TASK TO COMPLETE
Write out all the lines below again, swapping "headword" for "lemma" everywhere and changing nothing else. Leave out the pictures.

[Stored items from a collection]
++++++++

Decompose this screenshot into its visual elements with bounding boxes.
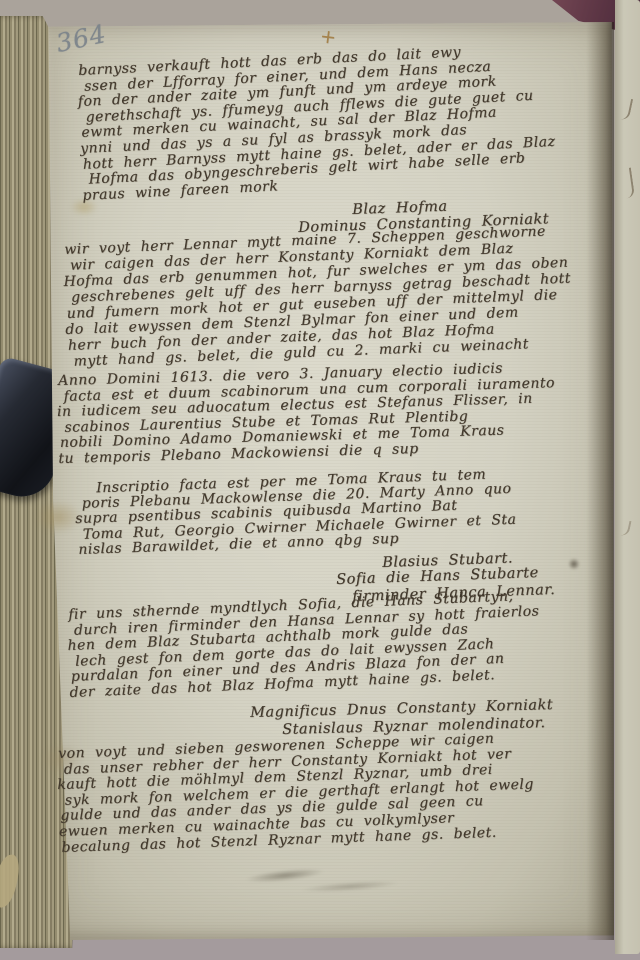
- facing-page-edge: [615, 0, 640, 954]
- text-paragraph-4-inscriptio: Inscriptio facta est per me Toma Kraus t…: [76, 467, 517, 558]
- ink-bleedthrough: [619, 97, 633, 121]
- text-paragraph-2: wir voyt herr Lennar mytt maine 7. Schep…: [64, 223, 574, 370]
- ink-bleedthrough: [621, 167, 635, 198]
- ink-bleedthrough: [618, 519, 631, 537]
- text-paragraph-5: fir uns sthernde myndtlych Sofia, die Ha…: [68, 588, 542, 701]
- text-paragraph-1: barnyss verkauft hott das erb das do lai…: [78, 41, 557, 204]
- text-paragraph-6: von voyt und sieben gesworenen Scheppe w…: [58, 730, 536, 856]
- cross-mark: +: [319, 25, 337, 49]
- photo-backdrop: 364 + barnyss verkauft hott das erb das …: [0, 0, 640, 960]
- text-paragraph-3-latin: Anno Domini 1613. die vero 3. January el…: [58, 360, 557, 467]
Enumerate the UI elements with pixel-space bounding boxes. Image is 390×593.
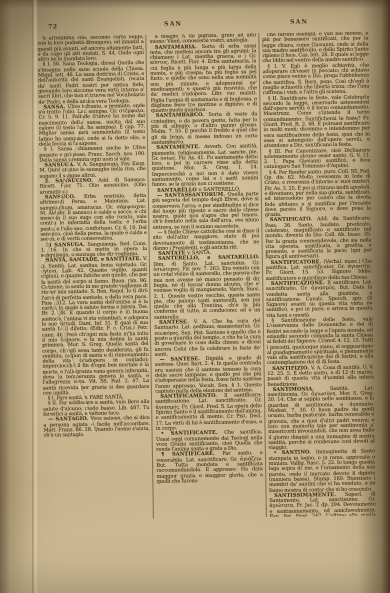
dictionary-entry: SANTIFICATORE. (Verbal. masc.) Che santi…: [266, 259, 373, 282]
dictionary-entry: SANSUCO. Erba nostrale, detta altrimenti…: [40, 194, 147, 243]
dictionary-entry: SANTIFICAMENTO. Il santificare; santific…: [155, 393, 262, 432]
headword: SANTIMONIA.: [273, 386, 330, 393]
headword: SANTAMARIA.: [155, 44, 202, 51]
page-number: 72: [48, 23, 57, 30]
headword: SANTIFICATO.: [270, 217, 317, 224]
headword: — SANTASSANTORUM.: [157, 192, 227, 199]
scanned-page: 72 SAN SAN ti arrendibili che, secondo c…: [0, 0, 390, 593]
headword: — SANTAGIO.: [48, 416, 90, 423]
headword: 2) SANSUGA.: [46, 241, 88, 248]
headword: SANTAMBARCO.: [156, 112, 209, 119]
headword: SANTERELLO, e SANTARELLO.: [158, 255, 259, 263]
text-column-1: ti arrendibili che, secondo certa legge,…: [34, 35, 153, 521]
headword: 2. SANSUCINO.: [45, 178, 99, 185]
dictionary-entry: • SANTINO. Immaginetta di Santo stampata…: [269, 450, 376, 494]
dictionary-entry: SANTAMARIA. Sorta di erba assai nota, ch…: [150, 44, 257, 115]
dictionary-entry: — SANTASSANTORUM. Quella parte più segre…: [152, 192, 259, 231]
dictionary-entry: SANTIFIZIO. V. A. Cosa di santità. G. V.…: [267, 365, 374, 388]
text-column-2: a disagio A tal pigrizia, grido ad alto …: [146, 33, 266, 519]
dictionary-entry: SANTIFICAZIONE. Il santificare. Lat. san…: [266, 280, 373, 319]
headword: SANSUCO.: [45, 194, 84, 201]
dictionary-entry: SANTIFICATO. Add. da Santificare. Pass. …: [265, 217, 372, 261]
text-column-3: che furono esempli, e vati nel mondo, e …: [258, 31, 378, 517]
headword: SANTIFICAMENTO.: [160, 393, 224, 400]
headword: SANTIFICATORE.: [271, 259, 324, 266]
dictionary-entry: ti arrendibili che, secondo certa legge,…: [37, 35, 144, 63]
headword: SANTISSIMAMENTE.: [274, 492, 345, 499]
headword: • SANTIFICANTE.: [161, 430, 224, 437]
headword: SANTÀ, SANTADE, e SANTITATE.: [46, 256, 143, 264]
dictionary-entry: — § Nelle Chiese cattoliche così si diss…: [153, 229, 260, 252]
headword: SANTIFICAZIONE.: [271, 280, 328, 287]
headword: SANSA.: [43, 104, 67, 110]
dictionary-entry: § 4. Per Render santo, puro. Coll. SS. P…: [264, 169, 371, 218]
dictionary-entry: § I. V. Egli è meglio schiavitù, che ado…: [262, 63, 369, 96]
dictionary-entry: SANTAMENTE. Avverb. Con santità, piament…: [151, 144, 258, 188]
running-head-left: SAN: [164, 20, 182, 27]
headword: SANSUGA.: [44, 162, 77, 169]
text-columns: ti arrendibili che, secondo certa legge,…: [34, 31, 378, 520]
dictionary-entry: SANTESE. V. A. Che ha cura del Santuario…: [154, 319, 261, 358]
dictionary-entry: — SANTESE. Dignità e grado di santese. Q…: [155, 356, 262, 395]
headword: ¶ SANTIFICARE.: [161, 451, 222, 458]
scanned-book-photo: { "page": { "number": "72", "heads": ["S…: [0, 0, 390, 593]
dictionary-entry: SANSA. Ulive infrante, e premute, onde s…: [38, 104, 145, 148]
running-header: 72 SAN SAN: [34, 17, 370, 32]
dictionary-entry: § III. Per Canonizzare, cioè Dichiarare …: [264, 148, 371, 171]
dictionary-entry: SANTISSIMAMENTE. Superl. di Santamente. …: [269, 492, 376, 517]
headword: — SANTESE.: [160, 356, 206, 363]
dictionary-entry: ¶ SANTIFICARE. Far santo, e venerabile. …: [156, 452, 263, 485]
running-head-right: SAN: [290, 18, 308, 25]
dictionary-entry: § II. Santificare le feste, vale Celebra…: [263, 95, 370, 150]
dictionary-entry: che furono esempli, e vati nel mondo, e …: [262, 31, 369, 64]
dictionary-entry: § I. 58. Sana Teologia, dicesi Quella ch…: [38, 61, 145, 105]
dictionary-entry: SANTERELLO, e SANTARELLO. Dim. di Santo.…: [153, 256, 260, 321]
dictionary-entry: § Santificazione delle feste, vale L'oss…: [266, 317, 373, 366]
headword: SANTESE.: [159, 319, 194, 326]
dictionary-entry: SANTAMBARCO. Sorta di veste da contadino…: [151, 113, 258, 146]
page-content: 72 SAN SAN ti arrendibili che, secondo c…: [34, 17, 378, 520]
dictionary-entry: — SANTAGIO. Voce sanese, che si dice a p…: [43, 416, 150, 439]
dictionary-entry: SANTIMONIA. Santità. Lat. sanctimonia. G…: [268, 386, 375, 451]
headword: • SANTINO.: [274, 450, 316, 457]
dictionary-entry: SANTÀ, SANTADE, e SANTITATE. V. A. Sanit…: [41, 257, 149, 396]
headword: SANTAMENTE.: [156, 144, 204, 151]
headword: SANTIFIZIO.: [272, 365, 311, 372]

++++++++

WORKED ANSWER
Decompose this screenshot into its visual elements with bounding boxes.
- facing-page-edge: [615, 0, 640, 954]
- text-paragraph-4-inscriptio: Inscriptio facta est per me Toma Kraus t…: [76, 467, 517, 558]
- ink-bleedthrough: [619, 97, 633, 121]
- text-paragraph-2: wir voyt herr Lennar mytt maine 7. Schep…: [64, 223, 574, 370]
- ink-bleedthrough: [621, 167, 635, 198]
- ink-bleedthrough: [618, 519, 631, 537]
- text-paragraph-5: fir uns sthernde myndtlych Sofia, die Ha…: [68, 588, 542, 701]
- text-paragraph-1: barnyss verkauft hott das erb das do lai…: [78, 41, 557, 204]
- text-paragraph-6: von voyt und sieben gesworenen Scheppe w…: [58, 730, 536, 856]
- cross-mark: +: [319, 25, 337, 49]
- photo-backdrop: 364 + barnyss verkauft hott das erb das …: [0, 0, 640, 960]
- text-paragraph-3-latin: Anno Domini 1613. die vero 3. January el…: [58, 360, 557, 467]
Enumerate the UI elements with pixel-space bounding boxes. Image is 390×593.
dictionary-entry: SANTIFICATORE. (Verbal. masc.) Che santi…: [266, 259, 373, 282]
dictionary-entry: SANSUCO. Erba nostrale, detta altrimenti…: [40, 194, 147, 243]
dictionary-entry: SANTIFICAMENTO. Il santificare; santific…: [155, 393, 262, 432]
lemma: SANTIMONIA.: [273, 386, 330, 393]
lemma: SANTAMARIA.: [155, 44, 202, 51]
page-number: 72: [48, 23, 57, 30]
lemma: SANTIFICATO.: [270, 217, 317, 224]
lemma: — SANTASSANTORUM.: [157, 192, 227, 199]
scanned-page: 72 SAN SAN ti arrendibili che, secondo c…: [0, 0, 390, 593]
lemma: — SANTAGIO.: [48, 416, 90, 423]
lemma: 2) SANSUGA.: [46, 241, 88, 248]
lemma: SANTAMBARCO.: [156, 112, 209, 119]
lemma: SANTERELLO, e SANTARELLO.: [158, 255, 259, 263]
text-column-1: ti arrendibili che, secondo certa legge,…: [34, 35, 153, 521]
lemma: 2. SANSUCINO.: [45, 178, 99, 185]
dictionary-entry: • SANTINO. Immaginetta di Santo stampata…: [269, 450, 376, 494]
dictionary-entry: SANTAMARIA. Sorta di erba assai nota, ch…: [150, 44, 257, 115]
dictionary-entry: — SANTASSANTORUM. Quella parte più segre…: [152, 192, 259, 231]
dictionary-entry: SANTIFIZIO. V. A. Cosa di santità. G. V.…: [267, 365, 374, 388]
text-column-2: a disagio A tal pigrizia, grido ad alto …: [146, 33, 266, 519]
dictionary-entry: SANTIFICAZIONE. Il santificare. Lat. san…: [266, 280, 373, 319]
lemma: SANSUCO.: [45, 194, 84, 201]
dictionary-entry: SANTIFICATO. Add. da Santificare. Pass. …: [265, 217, 372, 261]
text-column-3: che furono esempli, e vati nel mondo, e …: [258, 31, 378, 517]
lemma: SANTIFICAMENTO.: [160, 393, 224, 400]
lemma: SANTIFICATORE.: [271, 259, 324, 266]
dictionary-entry: ti arrendibili che, secondo certa legge,…: [37, 35, 144, 63]
lemma: SANTISSIMAMENTE.: [274, 492, 345, 499]
lemma: • SANTIFICANTE.: [161, 430, 224, 437]
lemma: SANTÀ, SANTADE, e SANTITATE.: [46, 256, 143, 264]
dictionary-entry: — § Nelle Chiese cattoliche così si diss…: [153, 229, 260, 252]
lemma: SANTIFICAZIONE.: [271, 280, 328, 287]
lemma: SANSA.: [43, 104, 67, 110]
dictionary-entry: § 4. Per Render santo, puro. Coll. SS. P…: [264, 169, 371, 218]
dictionary-entry: § I. V. Egli è meglio schiavitù, che ado…: [262, 63, 369, 96]
dictionary-entry: SANTAMENTE. Avverb. Con santità, piament…: [151, 144, 258, 188]
running-head-left: SAN: [164, 20, 182, 27]
lemma: SANSUGA.: [44, 162, 77, 169]
text-columns: ti arrendibili che, secondo certa legge,…: [34, 31, 378, 520]
dictionary-entry: SANTESE. V. A. Che ha cura del Santuario…: [154, 319, 261, 358]
dictionary-entry: — SANTESE. Dignità e grado di santese. Q…: [155, 356, 262, 395]
lemma: ¶ SANTIFICARE.: [161, 451, 222, 458]
scanned-book-photo: { "page": { "number": "72", "heads": ["S…: [0, 0, 390, 593]
dictionary-entry: SANSA. Ulive infrante, e premute, onde s…: [38, 104, 145, 148]
running-header: 72 SAN SAN: [34, 17, 370, 32]
dictionary-entry: § III. Per Canonizzare, cioè Dichiarare …: [264, 148, 371, 171]
dictionary-entry: SANTISSIMAMENTE. Superl. di Santamente. …: [269, 492, 376, 517]
lemma: — SANTESE.: [160, 356, 206, 363]
dictionary-entry: ¶ SANTIFICARE. Far santo, e venerabile. …: [156, 452, 263, 485]
running-head-right: SAN: [290, 18, 308, 25]
dictionary-entry: § II. Santificare le feste, vale Celebra…: [263, 95, 370, 150]
dictionary-entry: che furono esempli, e vati nel mondo, e …: [262, 31, 369, 64]
dictionary-entry: § I. 58. Sana Teologia, dicesi Quella ch…: [38, 61, 145, 105]
dictionary-entry: SANTERELLO, e SANTARELLO. Dim. di Santo.…: [153, 256, 260, 321]
dictionary-entry: § Santificazione delle feste, vale L'oss…: [266, 317, 373, 366]
lemma: SANTESE.: [159, 319, 194, 326]
dictionary-entry: SANTAMBARCO. Sorta di veste da contadino…: [151, 113, 258, 146]
page-content: 72 SAN SAN ti arrendibili che, secondo c…: [34, 17, 378, 520]
dictionary-entry: — SANTAGIO. Voce sanese, che si dice a p…: [43, 416, 150, 439]
dictionary-entry: SANTIMONIA. Santità. Lat. sanctimonia. G…: [268, 386, 375, 451]
lemma: • SANTINO.: [274, 450, 316, 457]
dictionary-entry: SANTÀ, SANTADE, e SANTITATE. V. A. Sanit…: [41, 257, 149, 396]
lemma: SANTAMENTE.: [156, 144, 204, 151]
lemma: SANTIFIZIO.: [272, 365, 311, 372]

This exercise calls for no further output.